**RAW RECORDS:**
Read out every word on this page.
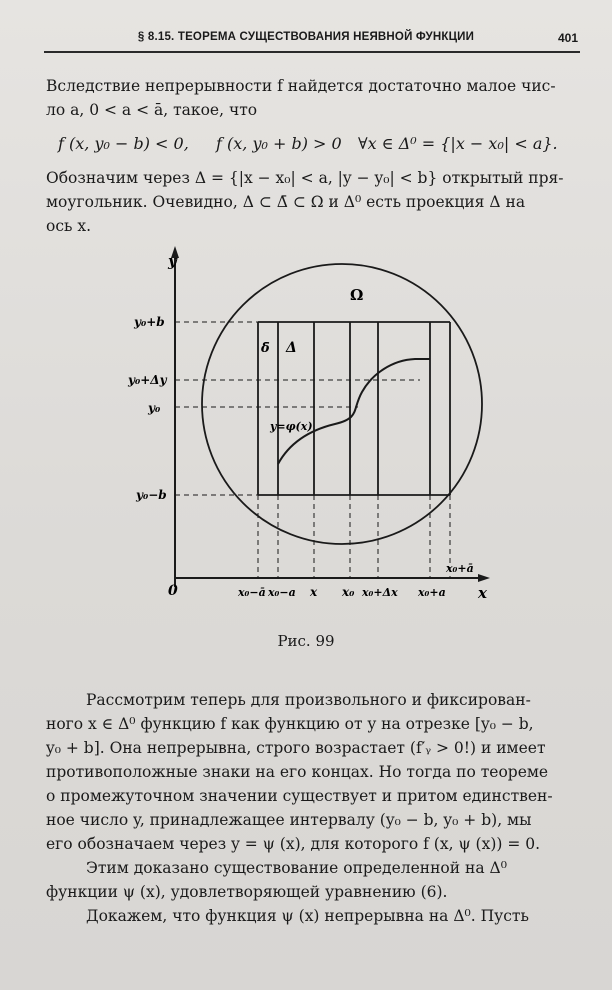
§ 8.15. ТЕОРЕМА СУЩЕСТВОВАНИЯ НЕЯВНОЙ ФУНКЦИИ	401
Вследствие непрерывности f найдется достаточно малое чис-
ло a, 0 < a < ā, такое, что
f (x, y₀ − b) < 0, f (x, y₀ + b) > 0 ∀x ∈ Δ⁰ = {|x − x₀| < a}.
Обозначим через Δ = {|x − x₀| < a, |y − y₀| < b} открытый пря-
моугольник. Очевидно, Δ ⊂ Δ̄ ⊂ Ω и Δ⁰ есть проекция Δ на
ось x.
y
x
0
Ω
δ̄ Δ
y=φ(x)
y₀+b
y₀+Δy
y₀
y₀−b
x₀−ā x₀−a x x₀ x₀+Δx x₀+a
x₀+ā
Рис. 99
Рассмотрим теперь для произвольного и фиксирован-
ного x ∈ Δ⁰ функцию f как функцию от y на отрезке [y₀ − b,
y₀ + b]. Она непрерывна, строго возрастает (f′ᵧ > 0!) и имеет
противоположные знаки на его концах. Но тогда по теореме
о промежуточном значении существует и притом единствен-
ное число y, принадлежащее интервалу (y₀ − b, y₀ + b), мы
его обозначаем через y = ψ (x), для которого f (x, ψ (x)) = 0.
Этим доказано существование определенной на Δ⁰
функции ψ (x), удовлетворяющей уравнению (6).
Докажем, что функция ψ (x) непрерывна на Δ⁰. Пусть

**SET EXERCISE:** Each line in the entries above that includes the string "непрерывна" should be extracted.

**EXERCISE RESPONSE:**
y₀ + b]. Она непрерывна, строго возрастает (f′ᵧ > 0!) и имеет
Докажем, что функция ψ (x) непрерывна на Δ⁰. Пусть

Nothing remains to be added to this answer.